• _WHAT IS REQUIRED_
Write out each line beneath this one exactly as it reads.
#### DATA RECORDS ####
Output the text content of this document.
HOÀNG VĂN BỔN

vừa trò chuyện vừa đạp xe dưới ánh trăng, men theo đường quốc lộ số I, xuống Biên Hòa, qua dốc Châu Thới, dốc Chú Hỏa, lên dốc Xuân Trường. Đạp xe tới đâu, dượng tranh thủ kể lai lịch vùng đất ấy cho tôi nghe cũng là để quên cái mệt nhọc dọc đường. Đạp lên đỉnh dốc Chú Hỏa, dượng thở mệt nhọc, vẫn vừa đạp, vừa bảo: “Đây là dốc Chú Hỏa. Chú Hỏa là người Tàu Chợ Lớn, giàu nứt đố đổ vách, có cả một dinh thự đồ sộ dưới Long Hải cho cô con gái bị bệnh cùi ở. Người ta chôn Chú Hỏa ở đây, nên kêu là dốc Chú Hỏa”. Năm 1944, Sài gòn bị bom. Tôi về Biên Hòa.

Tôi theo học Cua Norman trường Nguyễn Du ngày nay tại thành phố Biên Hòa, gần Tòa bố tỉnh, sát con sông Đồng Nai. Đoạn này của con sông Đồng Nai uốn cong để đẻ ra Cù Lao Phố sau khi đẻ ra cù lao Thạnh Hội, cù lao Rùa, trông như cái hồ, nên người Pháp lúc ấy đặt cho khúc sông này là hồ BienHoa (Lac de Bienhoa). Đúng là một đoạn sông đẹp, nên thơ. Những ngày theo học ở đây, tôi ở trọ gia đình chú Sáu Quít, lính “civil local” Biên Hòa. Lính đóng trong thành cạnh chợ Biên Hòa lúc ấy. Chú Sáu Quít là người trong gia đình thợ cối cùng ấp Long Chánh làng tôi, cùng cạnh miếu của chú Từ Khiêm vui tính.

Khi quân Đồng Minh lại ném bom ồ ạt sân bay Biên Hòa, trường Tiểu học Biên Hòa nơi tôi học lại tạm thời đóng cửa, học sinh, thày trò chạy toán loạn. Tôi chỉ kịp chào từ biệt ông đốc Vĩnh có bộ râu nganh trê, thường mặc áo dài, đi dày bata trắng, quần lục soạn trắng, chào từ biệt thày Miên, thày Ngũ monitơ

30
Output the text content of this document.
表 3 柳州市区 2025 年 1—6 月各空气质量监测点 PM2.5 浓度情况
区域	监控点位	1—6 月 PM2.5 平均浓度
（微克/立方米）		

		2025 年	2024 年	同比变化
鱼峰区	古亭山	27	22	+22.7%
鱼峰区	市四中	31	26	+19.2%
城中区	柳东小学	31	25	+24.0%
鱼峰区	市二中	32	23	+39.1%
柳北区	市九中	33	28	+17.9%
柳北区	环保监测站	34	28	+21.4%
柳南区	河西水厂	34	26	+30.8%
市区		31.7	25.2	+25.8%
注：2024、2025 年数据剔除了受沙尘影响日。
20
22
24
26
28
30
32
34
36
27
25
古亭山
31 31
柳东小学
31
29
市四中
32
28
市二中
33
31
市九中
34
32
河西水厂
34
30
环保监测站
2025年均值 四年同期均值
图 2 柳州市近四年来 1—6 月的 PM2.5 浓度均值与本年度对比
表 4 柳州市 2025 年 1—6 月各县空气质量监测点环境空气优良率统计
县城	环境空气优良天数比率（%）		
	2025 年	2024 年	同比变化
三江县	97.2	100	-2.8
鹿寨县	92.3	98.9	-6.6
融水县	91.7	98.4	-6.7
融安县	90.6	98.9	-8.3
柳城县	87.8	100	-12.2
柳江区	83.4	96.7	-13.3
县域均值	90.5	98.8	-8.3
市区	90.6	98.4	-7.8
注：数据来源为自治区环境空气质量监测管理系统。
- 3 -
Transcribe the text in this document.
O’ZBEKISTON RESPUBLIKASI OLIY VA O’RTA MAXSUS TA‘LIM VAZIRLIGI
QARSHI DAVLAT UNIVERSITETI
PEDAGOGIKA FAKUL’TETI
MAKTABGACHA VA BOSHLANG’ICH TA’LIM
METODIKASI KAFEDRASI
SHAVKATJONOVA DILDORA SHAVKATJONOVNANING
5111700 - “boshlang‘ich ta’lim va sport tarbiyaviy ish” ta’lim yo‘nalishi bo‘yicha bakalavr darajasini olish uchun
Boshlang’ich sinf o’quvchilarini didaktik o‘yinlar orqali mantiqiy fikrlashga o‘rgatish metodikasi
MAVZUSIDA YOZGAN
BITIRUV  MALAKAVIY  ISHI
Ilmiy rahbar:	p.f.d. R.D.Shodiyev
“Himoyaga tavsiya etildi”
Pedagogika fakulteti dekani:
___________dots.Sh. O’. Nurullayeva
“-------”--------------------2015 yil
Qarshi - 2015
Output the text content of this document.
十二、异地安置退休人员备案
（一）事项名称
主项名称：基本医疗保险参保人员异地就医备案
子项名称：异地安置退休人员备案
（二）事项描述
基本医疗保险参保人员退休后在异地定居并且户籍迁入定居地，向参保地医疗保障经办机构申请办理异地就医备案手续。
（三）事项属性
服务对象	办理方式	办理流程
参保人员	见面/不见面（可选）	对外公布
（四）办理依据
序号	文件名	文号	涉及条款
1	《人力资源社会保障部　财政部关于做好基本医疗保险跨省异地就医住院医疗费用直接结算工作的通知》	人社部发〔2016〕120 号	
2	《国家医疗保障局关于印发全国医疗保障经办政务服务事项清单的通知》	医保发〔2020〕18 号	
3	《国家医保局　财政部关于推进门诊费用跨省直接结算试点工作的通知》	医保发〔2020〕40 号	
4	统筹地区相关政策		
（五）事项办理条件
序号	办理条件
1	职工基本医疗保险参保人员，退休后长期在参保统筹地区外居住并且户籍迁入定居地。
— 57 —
####
• _WRITTEN RESPONSE_
Output the text content of this document.
HOÀNG VĂN BỔN

vừa trò chuyện vừa đạp xe dưới ánh trăng, men theo đường quốc lộ số I, xuống Biên Hòa, qua dốc Châu Thới, dốc Chú Hỏa, lên dốc Xuân Trường. Đạp xe tới đâu, dượng tranh thủ kể lai lịch vùng đất ấy cho tôi nghe cũng là để quên cái mệt nhọc dọc đường. Đạp lên đỉnh dốc Chú Hỏa, dượng thở mệt nhọc, vẫn vừa đạp, vừa bảo: “Đây là dốc Chú Hỏa. Chú Hỏa là người Tàu Chợ Lớn, giàu nứt đố đổ vách, có cả một dinh thự đồ sộ dưới Long Hải cho cô con gái bị bệnh cùi ở. Người ta chôn Chú Hỏa ở đây, nên kêu là dốc Chú Hỏa”. Năm 1944, Sài gòn bị bom. Tôi về Biên Hòa.

Tôi theo học Cua Norman trường Nguyễn Du ngày nay tại thành phố Biên Hòa, gần Tòa bố tỉnh, sát con sông Đồng Nai. Đoạn này của con sông Đồng Nai uốn cong để đẻ ra Cù Lao Phố sau khi đẻ ra cù lao Thạnh Hội, cù lao Rùa, trông như cái hồ, nên người Pháp lúc ấy đặt cho khúc sông này là hồ BienHoa (Lac de Bienhoa). Đúng là một đoạn sông đẹp, nên thơ. Những ngày theo học ở đây, tôi ở trọ gia đình chú Sáu Quít, lính “civil local” Biên Hòa. Lính đóng trong thành cạnh chợ Biên Hòa lúc ấy. Chú Sáu Quít là người trong gia đình thợ cối cùng ấp Long Chánh làng tôi, cùng cạnh miếu của chú Từ Khiêm vui tính.

Khi quân Đồng Minh lại ném bom ồ ạt sân bay Biên Hòa, trường Tiểu học Biên Hòa nơi tôi học lại tạm thời đóng cửa, học sinh, thày trò chạy toán loạn. Tôi chỉ kịp chào từ biệt ông đốc Vĩnh có bộ râu nganh trê, thường mặc áo dài, đi dày bata trắng, quần lục soạn trắng, chào từ biệt thày Miên, thày Ngũ monitơ

30
Output the text content of this document.
表 3 柳州市区 2025 年 1—6 月各空气质量监测点 PM2.5 浓度情况
区域	监控点位	1—6 月 PM2.5 平均浓度
（微克/立方米）		

		2025 年	2024 年	同比变化
鱼峰区	古亭山	27	22	+22.7%
鱼峰区	市四中	31	26	+19.2%
城中区	柳东小学	31	25	+24.0%
鱼峰区	市二中	32	23	+39.1%
柳北区	市九中	33	28	+17.9%
柳北区	环保监测站	34	28	+21.4%
柳南区	河西水厂	34	26	+30.8%
市区		31.7	25.2	+25.8%
注：2024、2025 年数据剔除了受沙尘影响日。
20
22
24
26
28
30
32
34
36
27
25
古亭山
31 31
柳东小学
31
29
市四中
32
28
市二中
33
31
市九中
34
32
河西水厂
34
30
环保监测站
2025年均值 四年同期均值
图 2 柳州市近四年来 1—6 月的 PM2.5 浓度均值与本年度对比
表 4 柳州市 2025 年 1—6 月各县空气质量监测点环境空气优良率统计
县城	环境空气优良天数比率（%）		
	2025 年	2024 年	同比变化
三江县	97.2	100	-2.8
鹿寨县	92.3	98.9	-6.6
融水县	91.7	98.4	-6.7
融安县	90.6	98.9	-8.3
柳城县	87.8	100	-12.2
柳江区	83.4	96.7	-13.3
县域均值	90.5	98.8	-8.3
市区	90.6	98.4	-7.8
注：数据来源为自治区环境空气质量监测管理系统。
- 3 -
Transcribe the text in this document.
O’ZBEKISTON RESPUBLIKASI OLIY VA O’RTA MAXSUS TA‘LIM VAZIRLIGI
QARSHI DAVLAT UNIVERSITETI
PEDAGOGIKA FAKUL’TETI
MAKTABGACHA VA BOSHLANG’ICH TA’LIM
METODIKASI KAFEDRASI
SHAVKATJONOVA DILDORA SHAVKATJONOVNANING
5111700 - “boshlang‘ich ta’lim va sport tarbiyaviy ish” ta’lim yo‘nalishi bo‘yicha bakalavr darajasini olish uchun
Boshlang’ich sinf o’quvchilarini didaktik o‘yinlar orqali mantiqiy fikrlashga o‘rgatish metodikasi
MAVZUSIDA YOZGAN
BITIRUV  MALAKAVIY  ISHI
Ilmiy rahbar:	p.f.d. R.D.Shodiyev
“Himoyaga tavsiya etildi”
Pedagogika fakulteti dekani:
___________dots.Sh. O’. Nurullayeva
“-------”--------------------2015 yil
Qarshi - 2015
Output the text content of this document.
十二、异地安置退休人员备案
（一）事项名称
主项名称：基本医疗保险参保人员异地就医备案
子项名称：异地安置退休人员备案
（二）事项描述
基本医疗保险参保人员退休后在异地定居并且户籍迁入定居地，向参保地医疗保障经办机构申请办理异地就医备案手续。
（三）事项属性
服务对象	办理方式	办理流程
参保人员	见面/不见面（可选）	对外公布
（四）办理依据
序号	文件名	文号	涉及条款
1	《人力资源社会保障部　财政部关于做好基本医疗保险跨省异地就医住院医疗费用直接结算工作的通知》	人社部发〔2016〕120 号	
2	《国家医疗保障局关于印发全国医疗保障经办政务服务事项清单的通知》	医保发〔2020〕18 号	
3	《国家医保局　财政部关于推进门诊费用跨省直接结算试点工作的通知》	医保发〔2020〕40 号	
4	统筹地区相关政策		
（五）事项办理条件
序号	办理条件
1	职工基本医疗保险参保人员，退休后长期在参保统筹地区外居住并且户籍迁入定居地。
— 57 —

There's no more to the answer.